WHAT IS BEING ASKED
Wherever the word "Variable" appears in a line, copy that line.

SOURCE MATERIAL

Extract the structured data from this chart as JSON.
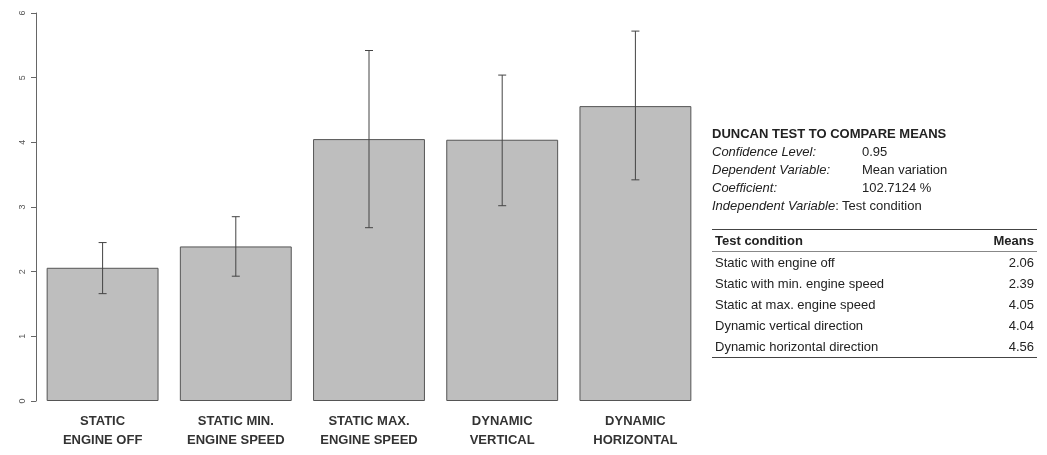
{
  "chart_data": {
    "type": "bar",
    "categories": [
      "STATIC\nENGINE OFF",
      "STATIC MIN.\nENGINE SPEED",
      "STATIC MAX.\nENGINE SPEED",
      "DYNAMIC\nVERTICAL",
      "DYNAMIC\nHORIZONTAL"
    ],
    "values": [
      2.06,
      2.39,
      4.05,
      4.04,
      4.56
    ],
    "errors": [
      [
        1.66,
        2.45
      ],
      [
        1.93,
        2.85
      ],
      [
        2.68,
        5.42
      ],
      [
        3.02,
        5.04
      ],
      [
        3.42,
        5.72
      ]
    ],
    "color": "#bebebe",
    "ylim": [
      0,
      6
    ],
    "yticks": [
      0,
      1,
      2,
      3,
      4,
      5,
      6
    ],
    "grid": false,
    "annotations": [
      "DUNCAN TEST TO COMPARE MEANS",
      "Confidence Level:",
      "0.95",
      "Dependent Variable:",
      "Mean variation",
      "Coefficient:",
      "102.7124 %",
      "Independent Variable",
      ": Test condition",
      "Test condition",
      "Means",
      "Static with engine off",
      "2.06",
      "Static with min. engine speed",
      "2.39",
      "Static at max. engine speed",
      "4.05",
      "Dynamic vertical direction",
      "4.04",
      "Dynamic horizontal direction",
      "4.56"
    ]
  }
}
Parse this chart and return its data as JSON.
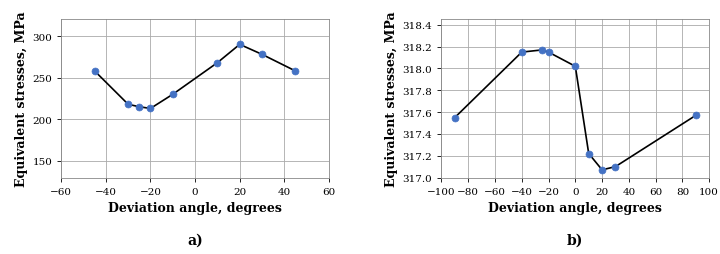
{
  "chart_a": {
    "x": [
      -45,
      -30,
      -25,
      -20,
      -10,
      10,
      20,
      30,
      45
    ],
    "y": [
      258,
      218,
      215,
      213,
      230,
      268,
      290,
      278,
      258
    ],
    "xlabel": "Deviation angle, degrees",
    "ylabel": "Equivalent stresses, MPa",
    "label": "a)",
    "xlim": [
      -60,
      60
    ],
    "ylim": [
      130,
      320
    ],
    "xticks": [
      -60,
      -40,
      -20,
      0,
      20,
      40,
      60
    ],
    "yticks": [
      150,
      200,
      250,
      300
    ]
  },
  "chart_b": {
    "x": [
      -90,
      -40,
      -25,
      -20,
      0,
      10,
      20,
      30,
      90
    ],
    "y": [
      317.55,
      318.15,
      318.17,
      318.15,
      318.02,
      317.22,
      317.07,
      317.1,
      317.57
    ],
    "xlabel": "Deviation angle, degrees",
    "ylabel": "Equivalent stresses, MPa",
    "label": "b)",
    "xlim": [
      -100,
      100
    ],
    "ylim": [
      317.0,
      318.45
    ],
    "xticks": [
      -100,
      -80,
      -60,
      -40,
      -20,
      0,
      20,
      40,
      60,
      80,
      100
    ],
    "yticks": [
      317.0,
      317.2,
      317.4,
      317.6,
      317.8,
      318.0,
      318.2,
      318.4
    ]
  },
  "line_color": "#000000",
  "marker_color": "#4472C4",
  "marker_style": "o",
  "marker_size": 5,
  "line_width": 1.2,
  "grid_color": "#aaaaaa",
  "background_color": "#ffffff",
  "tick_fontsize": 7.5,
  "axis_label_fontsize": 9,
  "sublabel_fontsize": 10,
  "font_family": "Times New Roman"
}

ANSWER FOR THIS EXERCISE
      "Dependent Variable:",
      "Independent Variable",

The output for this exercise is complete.